PROBLEM DETAILS: Check every line of the entries for "确定n的值时", and copy the lines that hold it.

-*-

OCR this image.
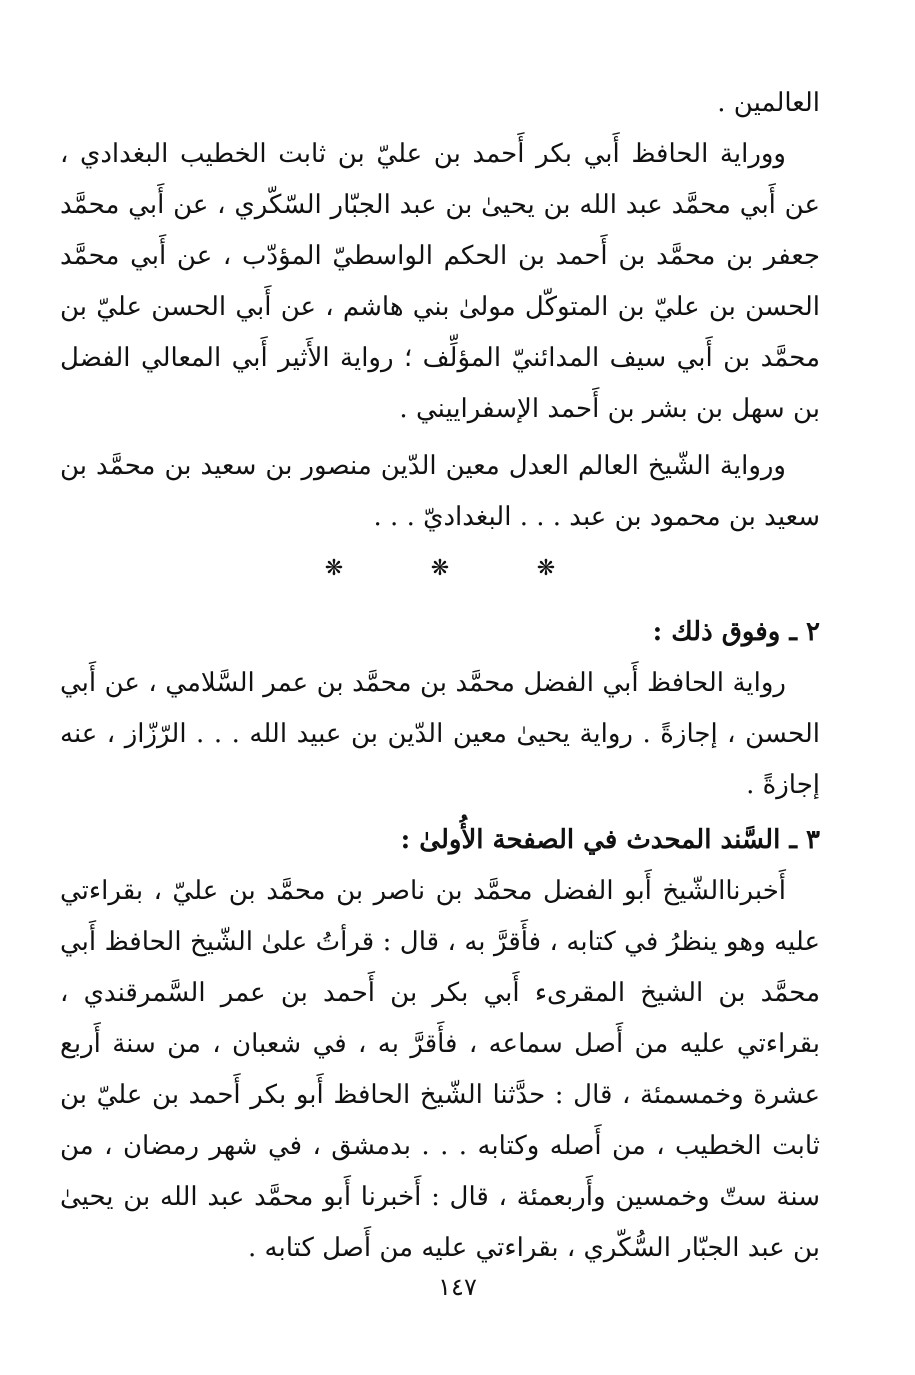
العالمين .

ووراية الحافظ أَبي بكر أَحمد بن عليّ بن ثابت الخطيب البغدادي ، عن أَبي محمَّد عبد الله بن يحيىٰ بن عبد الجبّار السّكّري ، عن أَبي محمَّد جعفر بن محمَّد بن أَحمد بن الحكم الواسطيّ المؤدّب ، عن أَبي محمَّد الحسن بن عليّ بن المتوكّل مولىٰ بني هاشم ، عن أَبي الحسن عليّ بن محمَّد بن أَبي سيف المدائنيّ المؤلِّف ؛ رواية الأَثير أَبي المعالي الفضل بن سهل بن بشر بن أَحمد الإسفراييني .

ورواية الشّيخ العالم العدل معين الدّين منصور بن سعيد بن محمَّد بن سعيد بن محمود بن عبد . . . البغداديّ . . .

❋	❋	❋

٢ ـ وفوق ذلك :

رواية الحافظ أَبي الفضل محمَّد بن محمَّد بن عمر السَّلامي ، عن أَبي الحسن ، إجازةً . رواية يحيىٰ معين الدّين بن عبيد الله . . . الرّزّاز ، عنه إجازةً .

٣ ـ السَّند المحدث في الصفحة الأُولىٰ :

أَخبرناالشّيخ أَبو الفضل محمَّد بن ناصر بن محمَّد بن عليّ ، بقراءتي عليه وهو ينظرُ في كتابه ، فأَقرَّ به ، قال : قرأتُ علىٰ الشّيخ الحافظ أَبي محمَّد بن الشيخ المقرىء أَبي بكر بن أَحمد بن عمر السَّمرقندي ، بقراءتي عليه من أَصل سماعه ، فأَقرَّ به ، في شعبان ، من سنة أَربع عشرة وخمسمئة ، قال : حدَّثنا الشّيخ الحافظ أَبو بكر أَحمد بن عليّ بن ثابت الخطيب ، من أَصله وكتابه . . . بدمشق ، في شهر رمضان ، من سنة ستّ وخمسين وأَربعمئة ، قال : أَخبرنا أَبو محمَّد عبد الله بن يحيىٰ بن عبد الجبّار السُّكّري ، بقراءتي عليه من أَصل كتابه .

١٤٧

-*-

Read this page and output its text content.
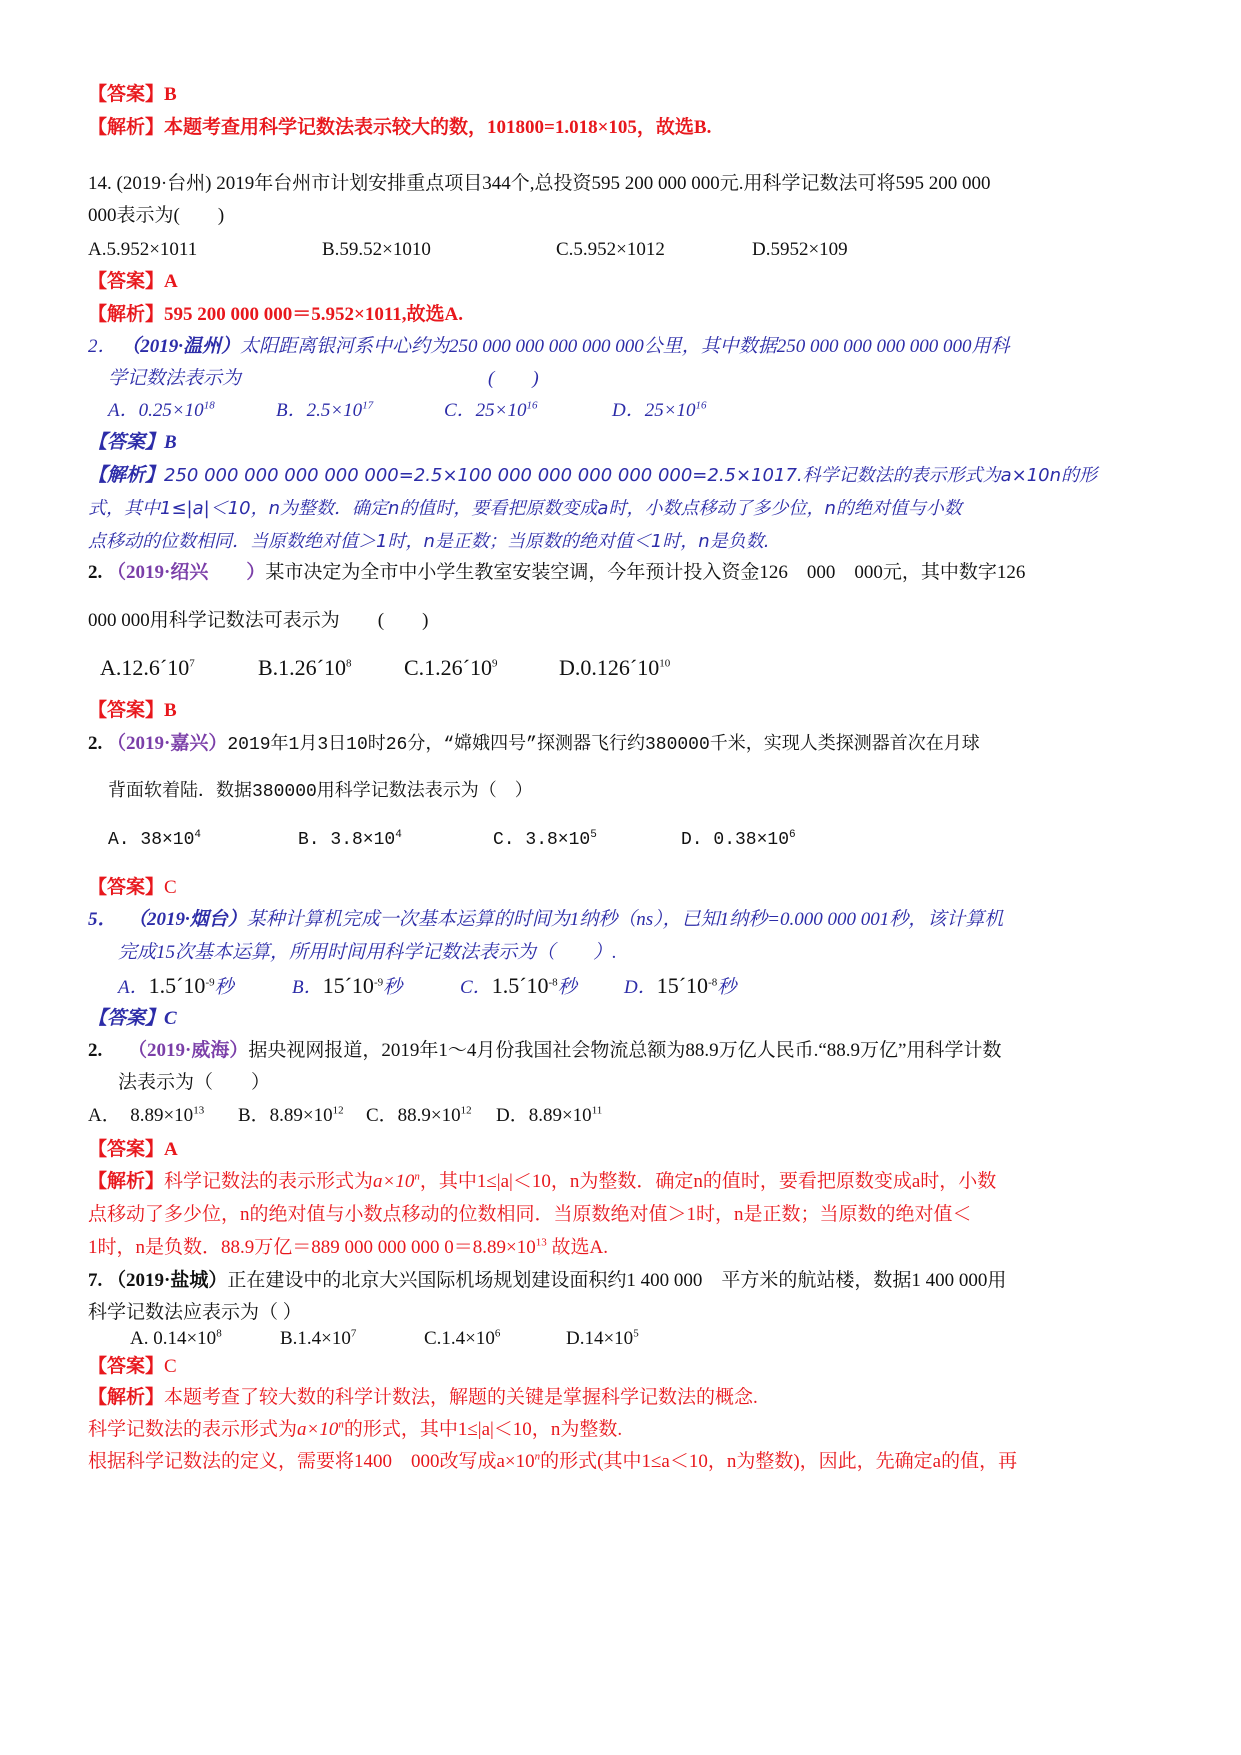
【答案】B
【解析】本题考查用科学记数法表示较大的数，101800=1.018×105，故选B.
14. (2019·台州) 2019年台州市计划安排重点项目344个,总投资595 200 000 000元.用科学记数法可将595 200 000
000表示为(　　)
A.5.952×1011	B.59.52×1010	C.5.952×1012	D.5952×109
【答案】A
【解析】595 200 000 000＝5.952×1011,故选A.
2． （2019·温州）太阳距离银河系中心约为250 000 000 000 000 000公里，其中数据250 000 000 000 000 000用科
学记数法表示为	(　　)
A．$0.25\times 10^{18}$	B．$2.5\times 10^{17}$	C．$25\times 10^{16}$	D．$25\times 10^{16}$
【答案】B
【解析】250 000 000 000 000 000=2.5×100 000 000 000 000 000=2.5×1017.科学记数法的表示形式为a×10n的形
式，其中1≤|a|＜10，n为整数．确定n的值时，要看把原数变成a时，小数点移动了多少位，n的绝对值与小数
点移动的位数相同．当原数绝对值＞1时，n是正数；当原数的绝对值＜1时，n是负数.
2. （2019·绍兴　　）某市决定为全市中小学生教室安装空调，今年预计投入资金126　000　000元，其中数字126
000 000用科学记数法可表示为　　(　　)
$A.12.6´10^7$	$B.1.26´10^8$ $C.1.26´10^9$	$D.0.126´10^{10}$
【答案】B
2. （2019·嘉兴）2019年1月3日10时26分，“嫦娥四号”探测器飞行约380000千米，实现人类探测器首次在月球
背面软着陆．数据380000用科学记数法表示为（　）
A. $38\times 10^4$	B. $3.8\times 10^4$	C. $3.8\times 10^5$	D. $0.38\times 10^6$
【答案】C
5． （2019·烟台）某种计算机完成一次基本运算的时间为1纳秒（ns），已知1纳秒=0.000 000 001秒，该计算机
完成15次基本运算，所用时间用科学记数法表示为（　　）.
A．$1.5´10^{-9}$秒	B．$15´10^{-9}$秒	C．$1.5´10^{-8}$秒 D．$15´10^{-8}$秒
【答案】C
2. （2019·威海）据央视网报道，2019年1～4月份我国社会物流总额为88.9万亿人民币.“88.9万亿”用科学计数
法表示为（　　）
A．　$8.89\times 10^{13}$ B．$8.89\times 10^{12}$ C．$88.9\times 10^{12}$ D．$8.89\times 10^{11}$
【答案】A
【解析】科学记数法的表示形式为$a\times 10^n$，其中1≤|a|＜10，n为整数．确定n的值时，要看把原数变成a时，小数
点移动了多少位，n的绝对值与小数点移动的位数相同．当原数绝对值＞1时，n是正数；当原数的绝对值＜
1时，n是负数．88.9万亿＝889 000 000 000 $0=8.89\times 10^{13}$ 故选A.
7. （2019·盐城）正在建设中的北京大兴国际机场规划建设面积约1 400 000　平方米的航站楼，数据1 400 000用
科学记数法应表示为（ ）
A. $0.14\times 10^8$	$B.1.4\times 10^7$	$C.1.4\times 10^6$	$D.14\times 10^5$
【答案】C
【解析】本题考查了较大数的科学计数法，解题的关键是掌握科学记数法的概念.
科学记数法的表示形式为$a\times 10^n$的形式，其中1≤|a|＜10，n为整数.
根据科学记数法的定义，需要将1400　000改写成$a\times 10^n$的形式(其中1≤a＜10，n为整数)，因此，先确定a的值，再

-*-

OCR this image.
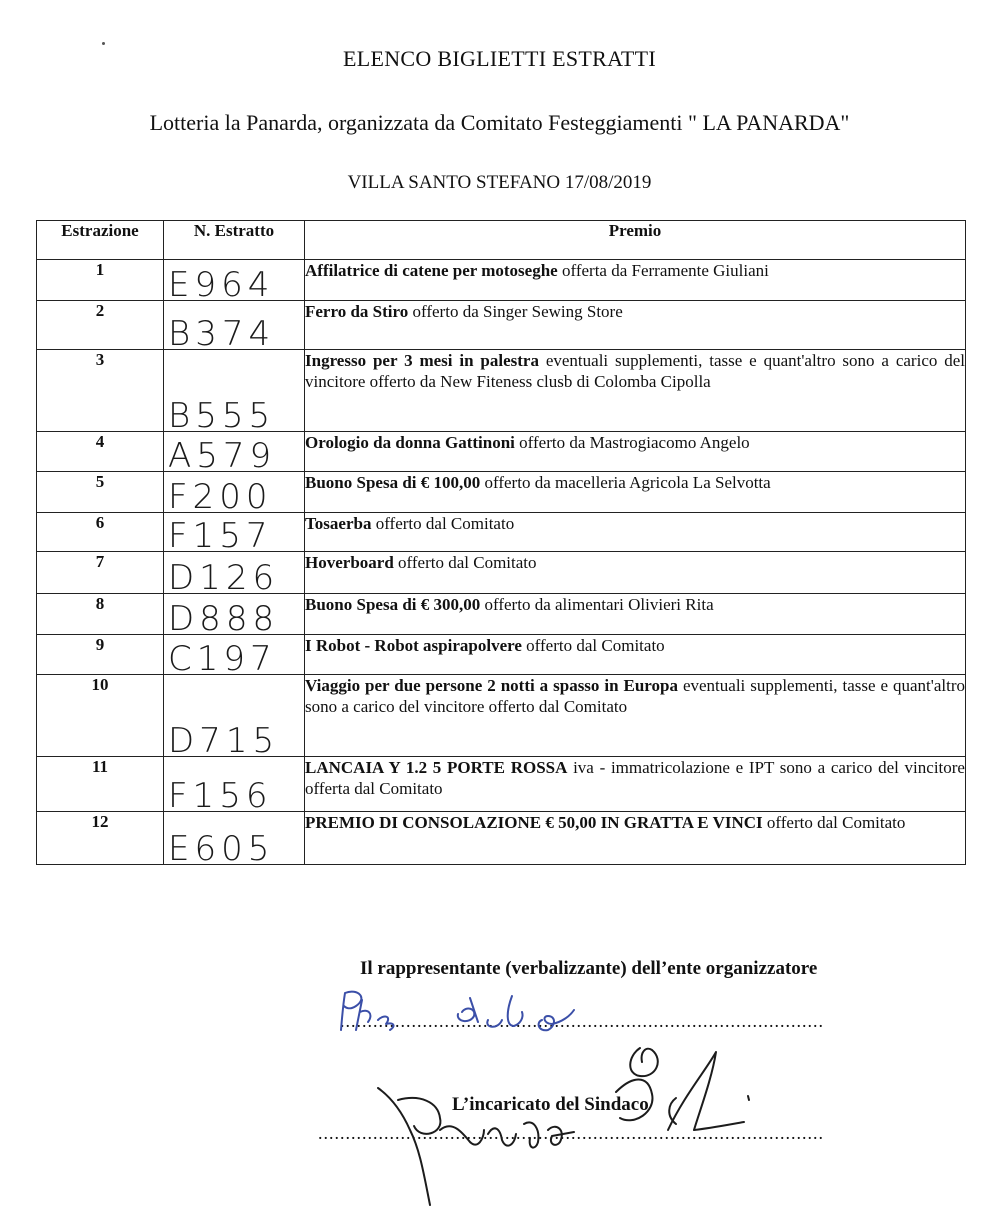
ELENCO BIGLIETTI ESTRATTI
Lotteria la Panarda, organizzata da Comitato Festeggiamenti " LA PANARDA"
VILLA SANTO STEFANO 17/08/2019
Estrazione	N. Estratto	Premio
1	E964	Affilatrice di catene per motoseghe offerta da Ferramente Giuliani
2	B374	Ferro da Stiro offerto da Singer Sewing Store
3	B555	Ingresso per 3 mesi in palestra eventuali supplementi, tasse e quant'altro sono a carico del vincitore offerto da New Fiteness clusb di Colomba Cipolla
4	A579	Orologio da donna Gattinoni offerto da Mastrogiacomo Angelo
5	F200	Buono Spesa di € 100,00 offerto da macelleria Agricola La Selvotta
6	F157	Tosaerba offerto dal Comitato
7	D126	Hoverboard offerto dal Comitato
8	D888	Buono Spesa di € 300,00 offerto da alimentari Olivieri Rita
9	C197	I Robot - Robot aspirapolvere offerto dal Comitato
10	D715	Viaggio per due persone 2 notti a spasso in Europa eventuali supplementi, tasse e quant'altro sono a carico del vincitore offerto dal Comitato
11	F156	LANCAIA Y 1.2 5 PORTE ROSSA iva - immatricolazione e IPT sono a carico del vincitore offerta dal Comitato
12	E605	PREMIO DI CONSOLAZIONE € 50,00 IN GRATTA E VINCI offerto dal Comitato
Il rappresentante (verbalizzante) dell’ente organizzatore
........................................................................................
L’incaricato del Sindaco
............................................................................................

-*-

TASK RESULT:
式，其中1≤|a|＜10，n为整数．确定n的值时，要看把原数变成a时，小数点移动了多少位，n的绝对值与小数
【解析】科学记数法的表示形式为$a\times 10^n$，其中1≤|a|＜10，n为整数．确定n的值时，要看把原数变成a时，小数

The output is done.